TASK:
All lines below must be repeated exactly, with the pictures omitted.

EXERCISE MATERIAL:

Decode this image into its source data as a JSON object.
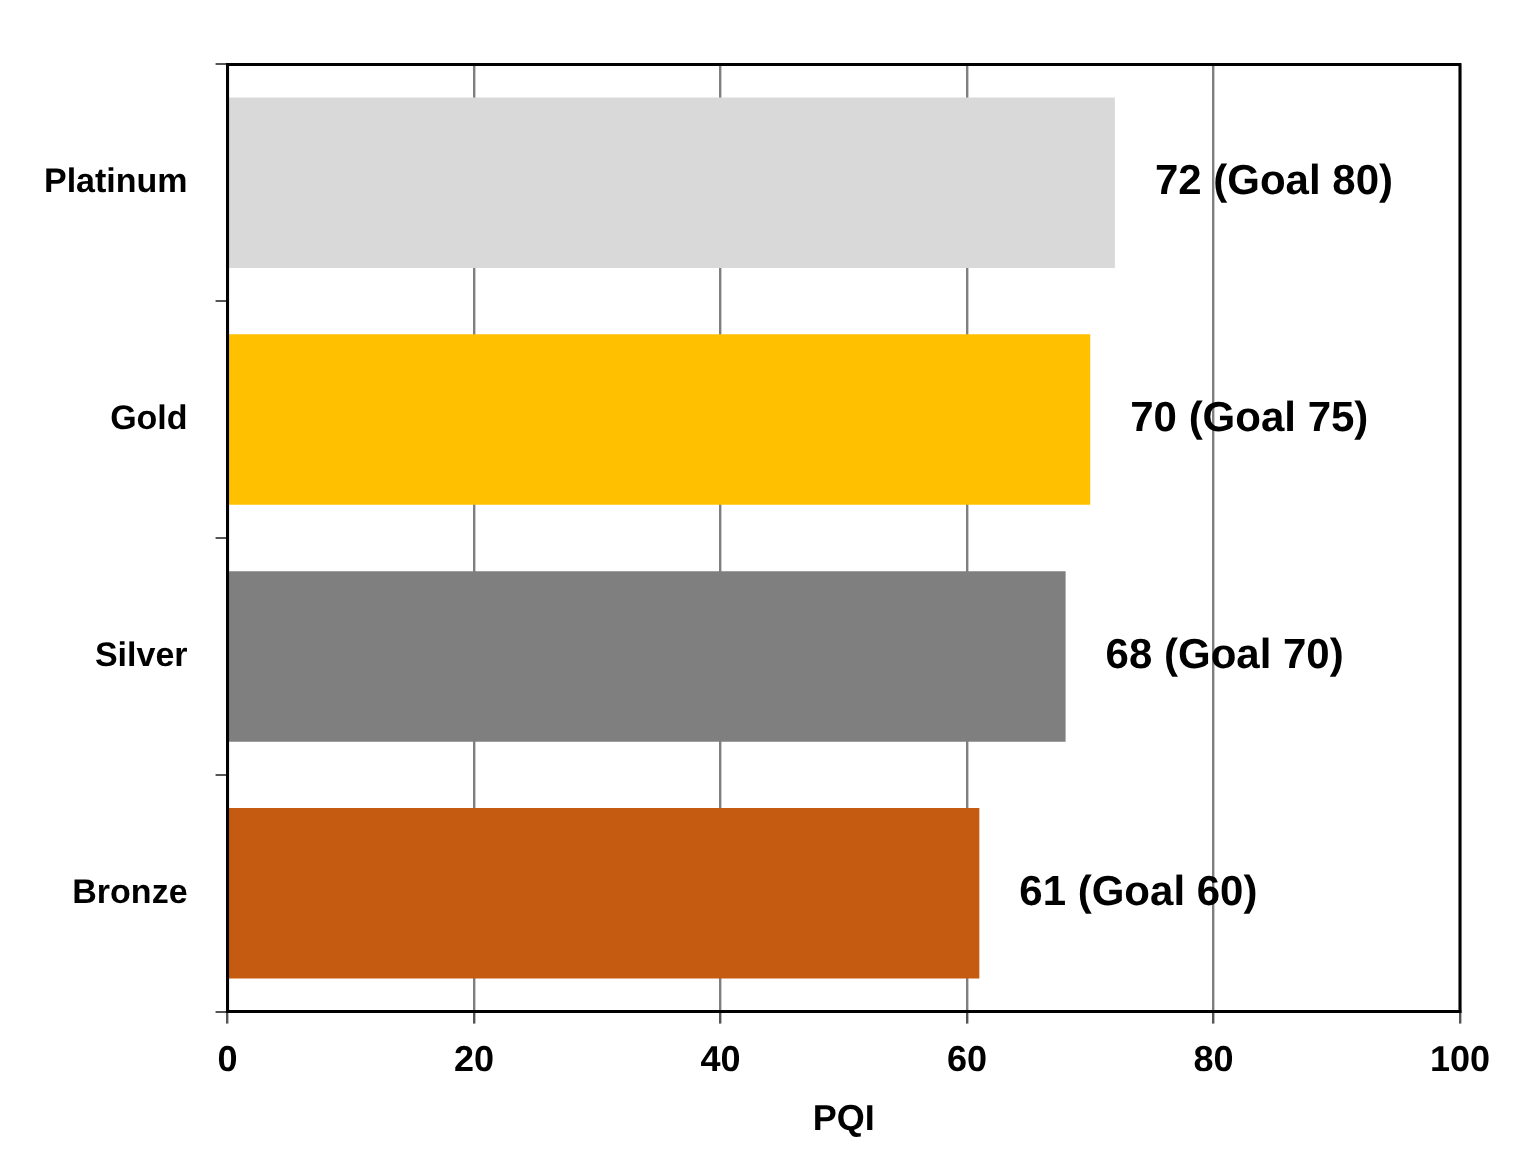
{
  "chart_data": {
    "type": "bar",
    "orientation": "horizontal",
    "xlabel": "PQI",
    "categories": [
      "Platinum",
      "Gold",
      "Silver",
      "Bronze"
    ],
    "values": [
      72,
      70,
      68,
      61
    ],
    "colors": [
      "#d9d9d9",
      "#ffc000",
      "#7f7f7f",
      "#c55a11"
    ],
    "value_labels": [
      "72 (Goal 80)",
      "70 (Goal 75)",
      "68 (Goal 70)",
      "61 (Goal 60)"
    ],
    "xlim": [
      0,
      100
    ],
    "xticks": [
      0,
      20,
      40,
      60,
      80,
      100
    ],
    "grid": "x",
    "legend": false
  }
}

THE RESULT:
Decode this image into its source data as a JSON object.
{
  "chart_data": {
    "type": "bar",
    "orientation": "horizontal",
    "xlabel": "PQI",
    "categories": [
      "Platinum",
      "Gold",
      "Silver",
      "Bronze"
    ],
    "values": [
      72,
      70,
      68,
      61
    ],
    "colors": [
      "#d9d9d9",
      "#ffc000",
      "#7f7f7f",
      "#c55a11"
    ],
    "value_labels": [
      "72 (Goal 80)",
      "70 (Goal 75)",
      "68 (Goal 70)",
      "61 (Goal 60)"
    ],
    "xlim": [
      0,
      100
    ],
    "xticks": [
      0,
      20,
      40,
      60,
      80,
      100
    ],
    "grid": "x",
    "legend": false
  }
}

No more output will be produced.